----- EXTRACT TO READ

However, as observed in the case of World Bank Building Kabul, most of the sustainable design strategies gave significance towards quantitative objective methods to design for the environmental concerns, i.e., “technology fixes” as defined by Keitsch [9] (Table 2). There are only a few social aspects considered that relate to the physical needs of the users and thus marginalize the emotional and cognitive constraints. Hence, this is a significant issue that needs consideration in future designs. The following sections describe the five sub-criteria important to meet the ethical, environmental, and social criteria. The framework for analysis of the WBBK is presented in Figure 2.

----------
----- ENTRIES SHOWN

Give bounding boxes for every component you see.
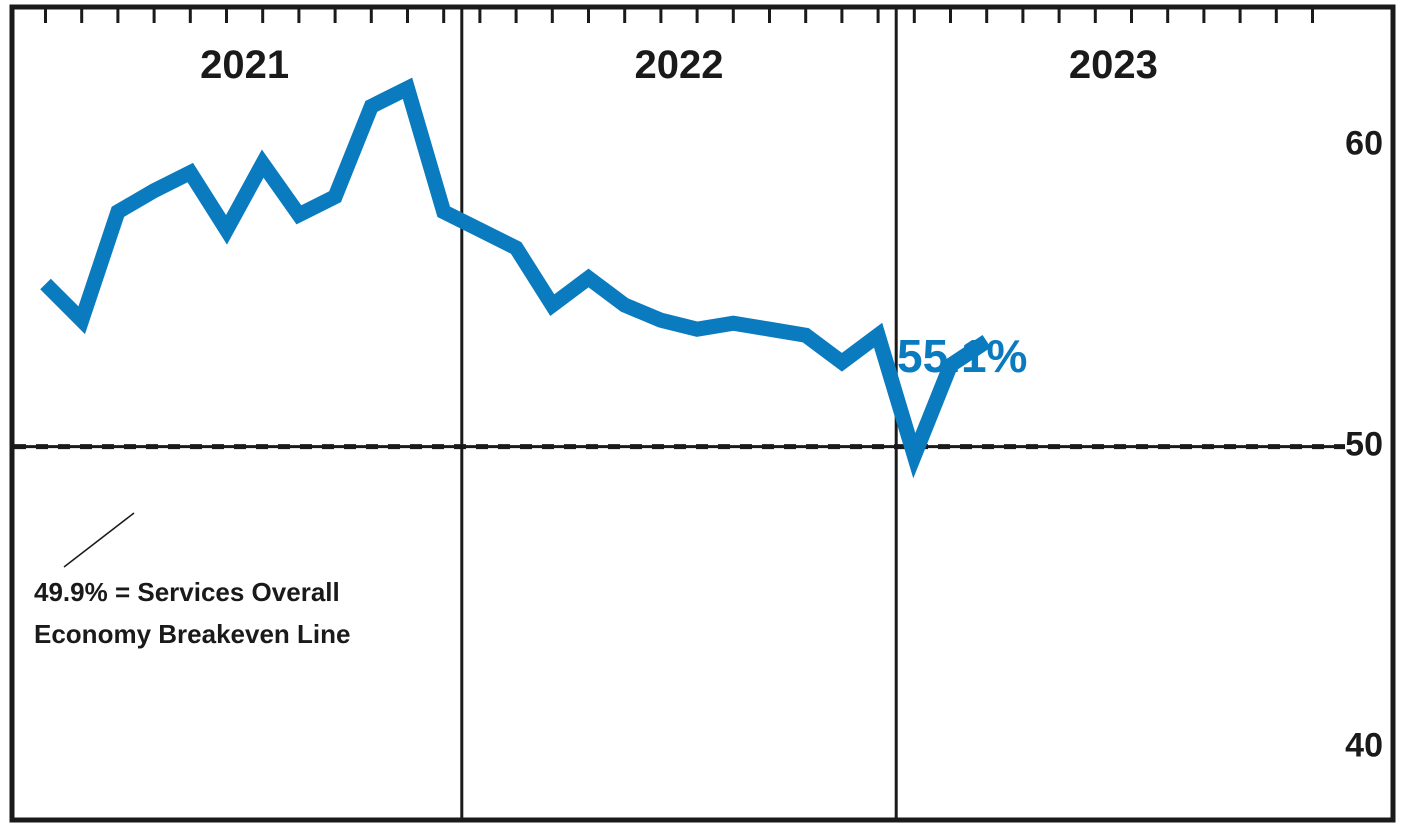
year-dividers bbox=[460, 9, 898, 818]
note-leader-line bbox=[63, 512, 135, 568]
last-value-label: 55.1% bbox=[897, 330, 1027, 382]
month-ticks bbox=[44, 9, 1314, 23]
note-line-2: Economy Breakeven Line bbox=[34, 619, 350, 649]
series-line bbox=[40, 77, 991, 479]
breakeven-note: 49.9% = Services Overall Economy Breakev… bbox=[34, 512, 350, 649]
y-tick-label: 60 bbox=[1345, 125, 1383, 163]
year-labels: 2021 2022 2023 bbox=[200, 43, 1158, 87]
y-tick-label: 50 bbox=[1345, 426, 1383, 464]
year-label: 2023 bbox=[1069, 43, 1158, 87]
note-line-1: 49.9% = Services Overall bbox=[34, 577, 340, 607]
y-tick-label: 40 bbox=[1345, 727, 1383, 765]
series-layer bbox=[40, 77, 991, 479]
y-axis: 40 50 60 bbox=[1345, 125, 1383, 765]
year-label: 2022 bbox=[635, 43, 724, 87]
year-label: 2021 bbox=[200, 43, 289, 87]
chart-frame bbox=[9, 4, 1396, 823]
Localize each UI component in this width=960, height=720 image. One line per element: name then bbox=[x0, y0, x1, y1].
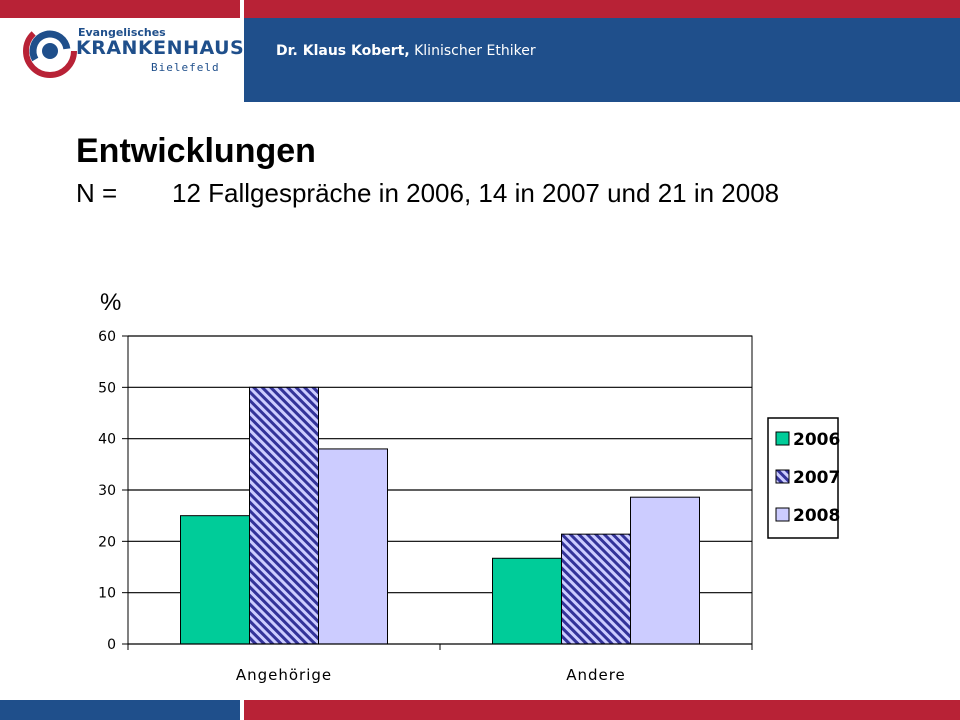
logo-emblem-icon bbox=[23, 24, 77, 78]
y-tick-label: 10 bbox=[98, 586, 116, 602]
logo-text-city: Bielefeld bbox=[151, 61, 220, 74]
top-bar-left bbox=[0, 0, 240, 18]
bar-2006-1 bbox=[492, 557, 562, 645]
y-tick-label: 30 bbox=[98, 483, 116, 499]
logo-text-big: KRANKENHAUS bbox=[76, 37, 245, 59]
y-tick-label: 20 bbox=[98, 534, 116, 550]
legend-label-2006: 2006 bbox=[793, 430, 840, 450]
y-tick-label: 40 bbox=[98, 432, 116, 448]
y-tick-label: 60 bbox=[98, 329, 116, 345]
x-category-label: Angehörige bbox=[236, 666, 332, 684]
slide-subtitle: N = 12 Fallgespräche in 2006, 14 in 2007 … bbox=[76, 178, 779, 209]
bar-2006-0 bbox=[180, 515, 250, 645]
legend-label-2008: 2008 bbox=[793, 506, 840, 526]
bar-2007-1 bbox=[561, 533, 631, 645]
y-tick-label: 50 bbox=[98, 380, 116, 396]
top-bar-right bbox=[244, 0, 960, 18]
legend-swatch-2008 bbox=[775, 507, 790, 522]
legend-label-2007: 2007 bbox=[793, 468, 840, 488]
legend-swatch-2007 bbox=[775, 469, 790, 484]
header-band bbox=[244, 18, 960, 102]
logo-text-small: Evangelisches bbox=[78, 26, 166, 39]
bar-2008-1 bbox=[630, 496, 700, 645]
hospital-logo bbox=[20, 20, 235, 90]
author-name: Dr. Klaus Kobert, bbox=[276, 43, 410, 59]
slide-title: Entwicklungen bbox=[76, 132, 316, 170]
bottom-bar-right bbox=[244, 700, 960, 720]
legend-swatch-2006 bbox=[775, 431, 790, 446]
bar-2007-0 bbox=[249, 386, 319, 645]
y-axis-label: % bbox=[100, 289, 121, 316]
y-tick-label: 0 bbox=[107, 637, 116, 653]
x-category-label: Andere bbox=[566, 666, 626, 684]
n-label: N = bbox=[76, 178, 118, 208]
author-line: Dr. Klaus Kobert, Klinischer Ethiker bbox=[276, 43, 536, 59]
bottom-bar-left bbox=[0, 700, 240, 720]
header-divider bbox=[240, 0, 244, 102]
author-role: Klinischer Ethiker bbox=[414, 43, 536, 59]
bar-2008-0 bbox=[318, 448, 388, 645]
n-text: 12 Fallgespräche in 2006, 14 in 2007 und… bbox=[172, 178, 780, 208]
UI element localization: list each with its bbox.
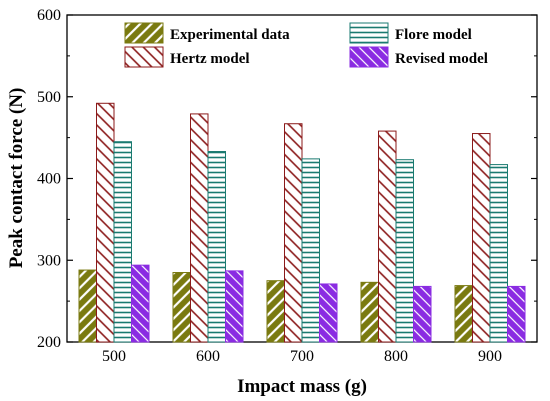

----------

• WRITTEN TASKS:
**a)** Convert the rows from the line containing "logo-emblem-icon bbox=[23, 24, 77, 78]" through the line containing "y-tick-label: 30 bbox=[98, 483, 116, 499]" into a JSON list of strings, with one string per line and any blank lines skipped.
**b)** Continue the passage on the sustainable design of the World Bank Building Kabul, starting after its last sentence.
The passage and the rows have nothing to do with each other.

• RESPONSES IN ORDER:
**a)**
[
  "logo-emblem-icon bbox=[23, 24, 77, 78]",
  "y-tick-label: 10 bbox=[98, 586, 116, 602]",
  "logo-text-city: Bielefeld bbox=[151, 61, 220, 74]",
  "top-bar-left bbox=[0, 0, 240, 18]",
  "bar-2006-1 bbox=[492, 557, 562, 645]",
  "y-tick-label: 30 bbox=[98, 483, 116, 499]"
]

**b)**
Figure 2. WBBK framework of analysis
5.2 Place dependence
As in section 5.1, one of the main criteria for sustainable design is ethical judgment emphasized by Papanek, Fry, Fisher, and Walker. According to the definitions of the four thinkers, an ethical design would drive the design solution to become environmentally responsible and socially just. This results in a design that is specific to its place and culture, one that results in an optimum solution (to do the most with the least), and that considers the impact and meaning of the design in a larger context. Whereas in the case of World Bank Kabul, most solutions are centered on green materials and green technologies, which are rather general solutions. Although these technical solutions are aimed to reduce environmental harm [26], sustainability requires the design to be expressive of and responsive towards its socio-economic context [15]. Moreover, Orr [27] defines design as, “….not just about how we make things, but rather how we make things that fit harmoniously in an ecological, cultural, and moral context”. Similarly Keitsch [20], Sauerbruch and Hutton [28] talked about an architecture where the climate is the generating factor for the design and where the design reflects culture and society and is valued by humans.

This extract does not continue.